The problem: Quote every entry word for word.

Rows:
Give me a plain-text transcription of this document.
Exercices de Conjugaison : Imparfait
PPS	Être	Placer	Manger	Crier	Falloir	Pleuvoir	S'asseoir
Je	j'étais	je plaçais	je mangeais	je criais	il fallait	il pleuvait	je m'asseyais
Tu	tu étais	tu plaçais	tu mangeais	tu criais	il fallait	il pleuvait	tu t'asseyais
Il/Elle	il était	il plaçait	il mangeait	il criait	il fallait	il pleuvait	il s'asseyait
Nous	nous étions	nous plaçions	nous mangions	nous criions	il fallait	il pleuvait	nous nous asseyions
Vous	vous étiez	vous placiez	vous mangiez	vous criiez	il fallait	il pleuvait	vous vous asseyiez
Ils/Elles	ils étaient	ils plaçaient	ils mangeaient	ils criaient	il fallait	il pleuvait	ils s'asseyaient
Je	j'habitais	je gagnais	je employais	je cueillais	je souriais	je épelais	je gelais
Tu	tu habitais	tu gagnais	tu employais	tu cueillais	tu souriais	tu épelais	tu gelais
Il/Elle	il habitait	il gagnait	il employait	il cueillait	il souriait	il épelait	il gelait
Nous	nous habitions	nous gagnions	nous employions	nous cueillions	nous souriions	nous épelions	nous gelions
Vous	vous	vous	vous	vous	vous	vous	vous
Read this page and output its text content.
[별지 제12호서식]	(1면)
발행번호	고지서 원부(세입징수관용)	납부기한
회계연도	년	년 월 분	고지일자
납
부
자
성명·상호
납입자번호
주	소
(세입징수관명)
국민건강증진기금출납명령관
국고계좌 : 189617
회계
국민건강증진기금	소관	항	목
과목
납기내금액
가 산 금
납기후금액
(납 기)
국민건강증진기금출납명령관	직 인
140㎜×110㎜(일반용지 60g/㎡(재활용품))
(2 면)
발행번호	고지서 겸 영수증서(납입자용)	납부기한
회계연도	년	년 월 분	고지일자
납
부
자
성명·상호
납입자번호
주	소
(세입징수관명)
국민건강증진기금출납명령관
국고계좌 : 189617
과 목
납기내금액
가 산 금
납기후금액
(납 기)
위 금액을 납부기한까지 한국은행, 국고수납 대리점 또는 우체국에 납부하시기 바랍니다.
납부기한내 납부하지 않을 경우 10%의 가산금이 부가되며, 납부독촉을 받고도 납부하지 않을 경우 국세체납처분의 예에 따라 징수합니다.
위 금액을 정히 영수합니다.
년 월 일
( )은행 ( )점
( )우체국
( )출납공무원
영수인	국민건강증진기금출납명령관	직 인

Answer for this exercise:
Give me a plain-text transcription of this document.
Exercices de Conjugaison : Imparfait
PPS	Être	Placer	Manger	Crier	Falloir	Pleuvoir	S'asseoir
Je	j'étais	je plaçais	je mangeais	je criais	il fallait	il pleuvait	je m'asseyais
Tu	tu étais	tu plaçais	tu mangeais	tu criais	il fallait	il pleuvait	tu t'asseyais
Il/Elle	il était	il plaçait	il mangeait	il criait	il fallait	il pleuvait	il s'asseyait
Nous	nous étions	nous plaçions	nous mangions	nous criions	il fallait	il pleuvait	nous nous asseyions
Vous	vous étiez	vous placiez	vous mangiez	vous criiez	il fallait	il pleuvait	vous vous asseyiez
Ils/Elles	ils étaient	ils plaçaient	ils mangeaient	ils criaient	il fallait	il pleuvait	ils s'asseyaient
Je	j'habitais	je gagnais	je employais	je cueillais	je souriais	je épelais	je gelais
Tu	tu habitais	tu gagnais	tu employais	tu cueillais	tu souriais	tu épelais	tu gelais
Il/Elle	il habitait	il gagnait	il employait	il cueillait	il souriait	il épelait	il gelait
Nous	nous habitions	nous gagnions	nous employions	nous cueillions	nous souriions	nous épelions	nous gelions
Vous	vous	vous	vous	vous	vous	vous	vous
Read this page and output its text content.
[별지 제12호서식]	(1면)
발행번호	고지서 원부(세입징수관용)	납부기한
회계연도	년	년 월 분	고지일자
납
부
자
성명·상호
납입자번호
주	소
(세입징수관명)
국민건강증진기금출납명령관
국고계좌 : 189617
회계
국민건강증진기금	소관	항	목
과목
납기내금액
가 산 금
납기후금액
(납 기)
국민건강증진기금출납명령관	직 인
140㎜×110㎜(일반용지 60g/㎡(재활용품))
(2 면)
발행번호	고지서 겸 영수증서(납입자용)	납부기한
회계연도	년	년 월 분	고지일자
납
부
자
성명·상호
납입자번호
주	소
(세입징수관명)
국민건강증진기금출납명령관
국고계좌 : 189617
과 목
납기내금액
가 산 금
납기후금액
(납 기)
위 금액을 납부기한까지 한국은행, 국고수납 대리점 또는 우체국에 납부하시기 바랍니다.
납부기한내 납부하지 않을 경우 10%의 가산금이 부가되며, 납부독촉을 받고도 납부하지 않을 경우 국세체납처분의 예에 따라 징수합니다.
위 금액을 정히 영수합니다.
년 월 일
( )은행 ( )점
( )우체국
( )출납공무원
영수인	국민건강증진기금출납명령관	직 인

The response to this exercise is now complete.